__Information given__:
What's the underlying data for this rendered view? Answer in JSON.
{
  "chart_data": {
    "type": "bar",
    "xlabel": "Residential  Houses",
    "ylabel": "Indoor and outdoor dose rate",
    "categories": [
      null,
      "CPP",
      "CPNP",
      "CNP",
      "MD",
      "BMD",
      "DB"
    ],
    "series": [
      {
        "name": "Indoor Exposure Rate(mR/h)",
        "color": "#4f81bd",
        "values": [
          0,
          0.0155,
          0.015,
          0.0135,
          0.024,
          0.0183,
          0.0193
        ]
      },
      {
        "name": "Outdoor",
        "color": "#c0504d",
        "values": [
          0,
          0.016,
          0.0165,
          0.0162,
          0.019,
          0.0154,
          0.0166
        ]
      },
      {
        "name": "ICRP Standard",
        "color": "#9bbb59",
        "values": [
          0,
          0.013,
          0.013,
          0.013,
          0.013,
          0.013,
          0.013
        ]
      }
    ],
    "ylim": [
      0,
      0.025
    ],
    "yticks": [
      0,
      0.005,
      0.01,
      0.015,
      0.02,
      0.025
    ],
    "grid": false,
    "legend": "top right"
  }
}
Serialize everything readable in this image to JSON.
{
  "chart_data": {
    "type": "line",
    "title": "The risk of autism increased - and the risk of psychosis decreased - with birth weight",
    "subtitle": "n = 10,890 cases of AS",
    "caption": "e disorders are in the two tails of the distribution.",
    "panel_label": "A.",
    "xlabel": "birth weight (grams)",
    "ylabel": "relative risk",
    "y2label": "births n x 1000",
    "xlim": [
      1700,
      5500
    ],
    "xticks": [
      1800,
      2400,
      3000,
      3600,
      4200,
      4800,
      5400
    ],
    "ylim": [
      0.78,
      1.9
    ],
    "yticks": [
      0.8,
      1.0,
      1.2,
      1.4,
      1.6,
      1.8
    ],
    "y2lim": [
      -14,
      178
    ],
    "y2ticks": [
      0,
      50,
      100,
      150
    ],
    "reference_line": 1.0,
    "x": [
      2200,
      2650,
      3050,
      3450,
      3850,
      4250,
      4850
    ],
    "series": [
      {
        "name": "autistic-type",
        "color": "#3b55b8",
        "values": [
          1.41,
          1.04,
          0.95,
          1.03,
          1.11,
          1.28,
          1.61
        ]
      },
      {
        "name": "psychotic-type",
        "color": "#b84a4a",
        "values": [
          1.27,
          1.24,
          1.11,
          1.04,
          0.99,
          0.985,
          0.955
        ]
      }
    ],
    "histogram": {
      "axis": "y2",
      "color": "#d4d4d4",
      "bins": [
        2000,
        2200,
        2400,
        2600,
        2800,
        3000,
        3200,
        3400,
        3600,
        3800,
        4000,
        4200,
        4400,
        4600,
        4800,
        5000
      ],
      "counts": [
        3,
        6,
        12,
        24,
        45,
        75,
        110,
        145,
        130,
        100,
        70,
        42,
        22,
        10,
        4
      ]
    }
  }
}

__Short problem__: Write out the material exactly as given.

__Response for this exercise__:
What's the underlying data for this rendered view? Answer in JSON.
{
  "chart_data": {
    "type": "bar",
    "xlabel": "Residential  Houses",
    "ylabel": "Indoor and outdoor dose rate",
    "categories": [
      null,
      "CPP",
      "CPNP",
      "CNP",
      "MD",
      "BMD",
      "DB"
    ],
    "series": [
      {
        "name": "Indoor Exposure Rate(mR/h)",
        "color": "#4f81bd",
        "values": [
          0,
          0.0155,
          0.015,
          0.0135,
          0.024,
          0.0183,
          0.0193
        ]
      },
      {
        "name": "Outdoor",
        "color": "#c0504d",
        "values": [
          0,
          0.016,
          0.0165,
          0.0162,
          0.019,
          0.0154,
          0.0166
        ]
      },
      {
        "name": "ICRP Standard",
        "color": "#9bbb59",
        "values": [
          0,
          0.013,
          0.013,
          0.013,
          0.013,
          0.013,
          0.013
        ]
      }
    ],
    "ylim": [
      0,
      0.025
    ],
    "yticks": [
      0,
      0.005,
      0.01,
      0.015,
      0.02,
      0.025
    ],
    "grid": false,
    "legend": "top right"
  }
}
Serialize everything readable in this image to JSON.
{
  "chart_data": {
    "type": "line",
    "title": "The risk of autism increased - and the risk of psychosis decreased - with birth weight",
    "subtitle": "n = 10,890 cases of AS",
    "caption": "e disorders are in the two tails of the distribution.",
    "panel_label": "A.",
    "xlabel": "birth weight (grams)",
    "ylabel": "relative risk",
    "y2label": "births n x 1000",
    "xlim": [
      1700,
      5500
    ],
    "xticks": [
      1800,
      2400,
      3000,
      3600,
      4200,
      4800,
      5400
    ],
    "ylim": [
      0.78,
      1.9
    ],
    "yticks": [
      0.8,
      1.0,
      1.2,
      1.4,
      1.6,
      1.8
    ],
    "y2lim": [
      -14,
      178
    ],
    "y2ticks": [
      0,
      50,
      100,
      150
    ],
    "reference_line": 1.0,
    "x": [
      2200,
      2650,
      3050,
      3450,
      3850,
      4250,
      4850
    ],
    "series": [
      {
        "name": "autistic-type",
        "color": "#3b55b8",
        "values": [
          1.41,
          1.04,
          0.95,
          1.03,
          1.11,
          1.28,
          1.61
        ]
      },
      {
        "name": "psychotic-type",
        "color": "#b84a4a",
        "values": [
          1.27,
          1.24,
          1.11,
          1.04,
          0.99,
          0.985,
          0.955
        ]
      }
    ],
    "histogram": {
      "axis": "y2",
      "color": "#d4d4d4",
      "bins": [
        2000,
        2200,
        2400,
        2600,
        2800,
        3000,
        3200,
        3400,
        3600,
        3800,
        4000,
        4200,
        4400,
        4600,
        4800,
        5000
      ],
      "counts": [
        3,
        6,
        12,
        24,
        45,
        75,
        110,
        145,
        130,
        100,
        70,
        42,
        22,
        10,
        4
      ]
    }
  }
}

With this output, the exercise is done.